> YOUR TASK: Images appear in the records below; leave them out and repeat everything else exactly.

> INPUT FOR THIS TASK:
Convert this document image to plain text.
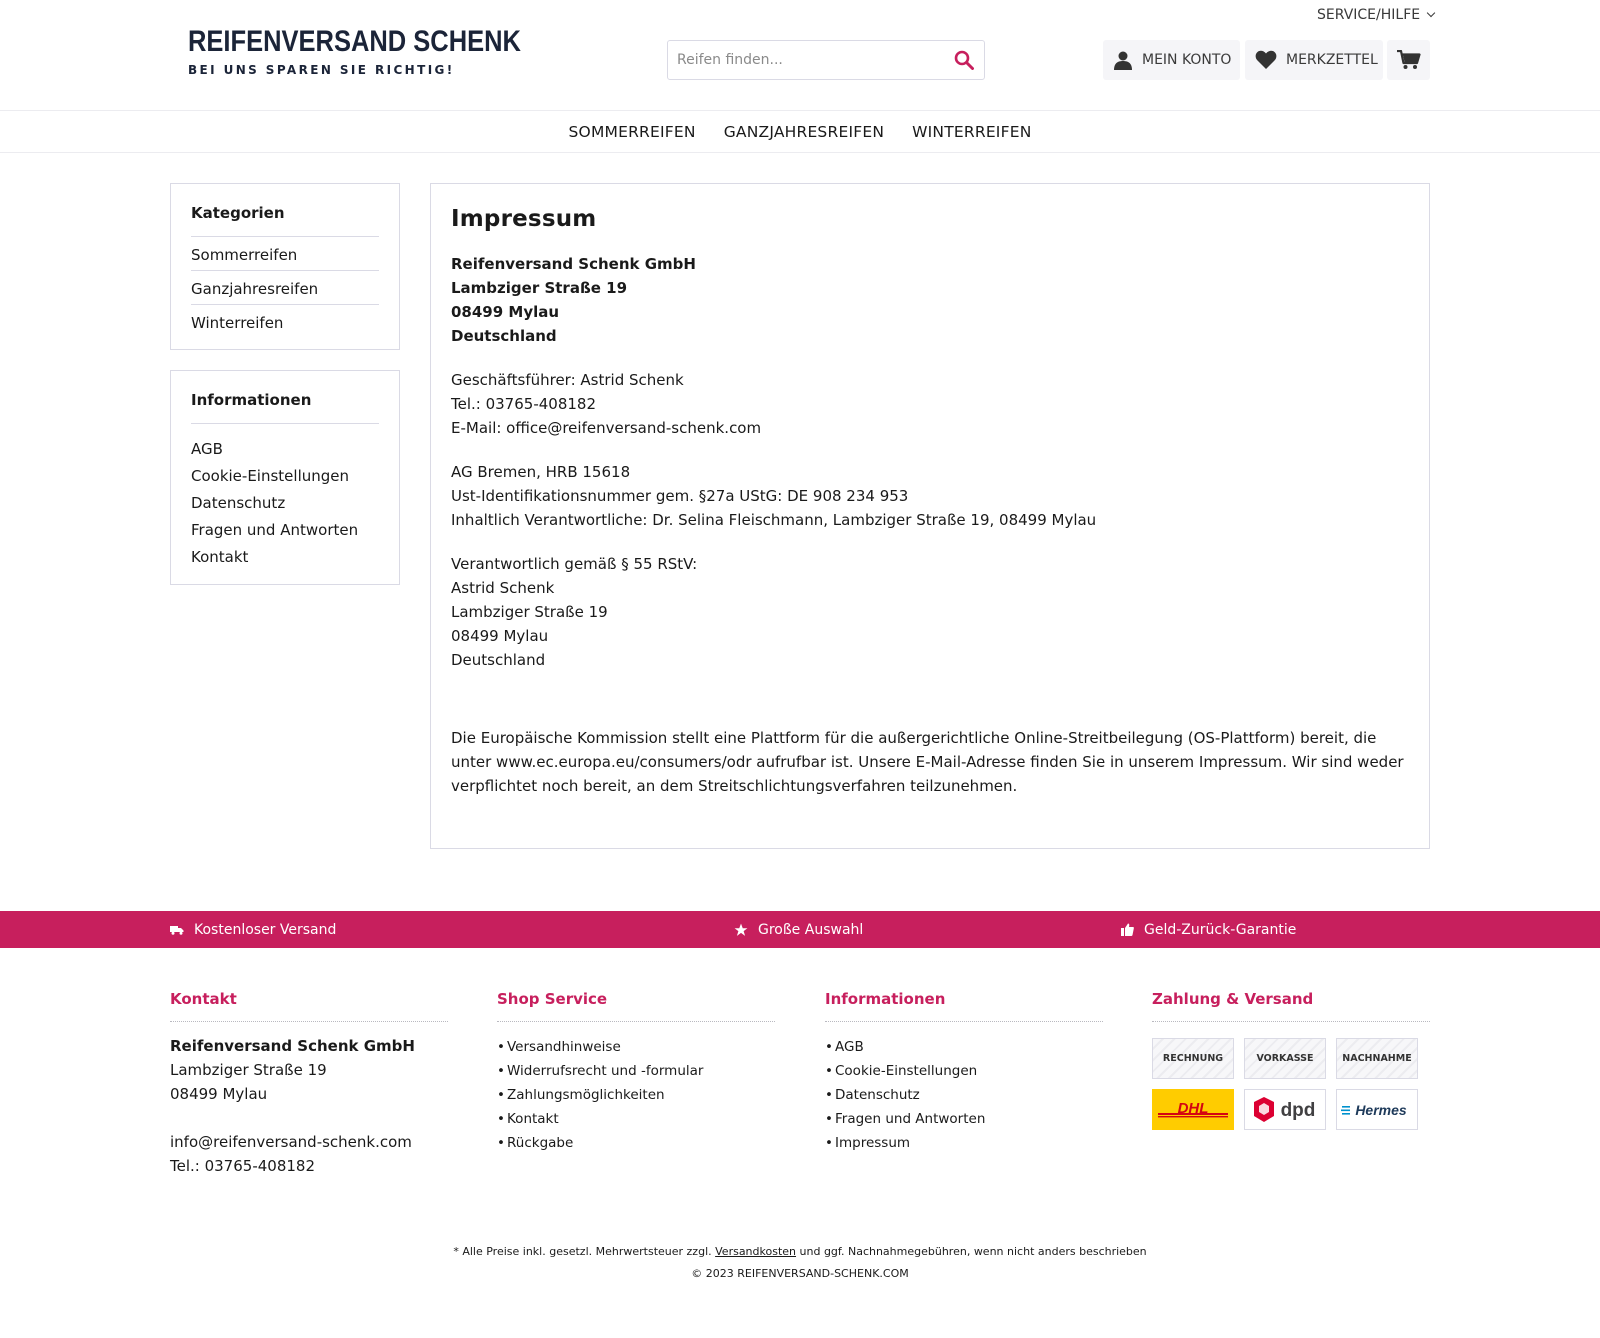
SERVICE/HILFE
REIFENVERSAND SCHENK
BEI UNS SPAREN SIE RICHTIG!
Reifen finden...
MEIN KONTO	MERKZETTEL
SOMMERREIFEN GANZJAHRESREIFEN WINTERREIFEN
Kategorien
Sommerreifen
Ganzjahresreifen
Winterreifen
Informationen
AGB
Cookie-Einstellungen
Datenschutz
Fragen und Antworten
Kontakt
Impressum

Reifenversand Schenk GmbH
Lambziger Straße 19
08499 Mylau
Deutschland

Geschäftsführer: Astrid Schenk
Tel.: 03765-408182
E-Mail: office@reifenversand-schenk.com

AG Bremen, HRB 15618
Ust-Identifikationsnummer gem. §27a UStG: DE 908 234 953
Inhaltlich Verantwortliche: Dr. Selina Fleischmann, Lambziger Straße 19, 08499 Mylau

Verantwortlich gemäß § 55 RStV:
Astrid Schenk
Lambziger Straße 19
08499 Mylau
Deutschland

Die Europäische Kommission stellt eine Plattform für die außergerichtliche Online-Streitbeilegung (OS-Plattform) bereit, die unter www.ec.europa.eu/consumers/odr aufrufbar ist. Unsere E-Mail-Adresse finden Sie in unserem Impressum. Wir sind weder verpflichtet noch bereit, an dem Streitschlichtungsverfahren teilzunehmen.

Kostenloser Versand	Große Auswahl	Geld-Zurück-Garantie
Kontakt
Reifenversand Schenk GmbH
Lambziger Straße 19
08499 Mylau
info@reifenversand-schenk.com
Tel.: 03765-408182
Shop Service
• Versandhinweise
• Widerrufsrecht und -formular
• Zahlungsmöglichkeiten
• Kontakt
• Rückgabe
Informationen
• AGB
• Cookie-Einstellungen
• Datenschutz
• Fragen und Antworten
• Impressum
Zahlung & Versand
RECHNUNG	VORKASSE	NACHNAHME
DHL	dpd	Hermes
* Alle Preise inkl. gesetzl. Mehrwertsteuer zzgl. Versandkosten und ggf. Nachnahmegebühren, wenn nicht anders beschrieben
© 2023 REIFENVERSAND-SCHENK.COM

> COMPLETE OUTPUT:
Convert this document image to plain text.
SERVICE/HILFE
REIFENVERSAND SCHENK
BEI UNS SPAREN SIE RICHTIG!
Reifen finden...
MEIN KONTO	MERKZETTEL
SOMMERREIFEN GANZJAHRESREIFEN WINTERREIFEN
Kategorien
Sommerreifen
Ganzjahresreifen
Winterreifen
Informationen
AGB
Cookie-Einstellungen
Datenschutz
Fragen und Antworten
Kontakt
Impressum

Reifenversand Schenk GmbH
Lambziger Straße 19
08499 Mylau
Deutschland

Geschäftsführer: Astrid Schenk
Tel.: 03765-408182
E-Mail: office@reifenversand-schenk.com

AG Bremen, HRB 15618
Ust-Identifikationsnummer gem. §27a UStG: DE 908 234 953
Inhaltlich Verantwortliche: Dr. Selina Fleischmann, Lambziger Straße 19, 08499 Mylau

Verantwortlich gemäß § 55 RStV:
Astrid Schenk
Lambziger Straße 19
08499 Mylau
Deutschland

Die Europäische Kommission stellt eine Plattform für die außergerichtliche Online-Streitbeilegung (OS-Plattform) bereit, die unter www.ec.europa.eu/consumers/odr aufrufbar ist. Unsere E-Mail-Adresse finden Sie in unserem Impressum. Wir sind weder verpflichtet noch bereit, an dem Streitschlichtungsverfahren teilzunehmen.

Kostenloser Versand	Große Auswahl	Geld-Zurück-Garantie
Kontakt
Reifenversand Schenk GmbH
Lambziger Straße 19
08499 Mylau
info@reifenversand-schenk.com
Tel.: 03765-408182
Shop Service
• Versandhinweise
• Widerrufsrecht und -formular
• Zahlungsmöglichkeiten
• Kontakt
• Rückgabe
Informationen
• AGB
• Cookie-Einstellungen
• Datenschutz
• Fragen und Antworten
• Impressum
Zahlung & Versand
RECHNUNG	VORKASSE	NACHNAHME
DHL	dpd	Hermes
* Alle Preise inkl. gesetzl. Mehrwertsteuer zzgl. Versandkosten und ggf. Nachnahmegebühren, wenn nicht anders beschrieben
© 2023 REIFENVERSAND-SCHENK.COM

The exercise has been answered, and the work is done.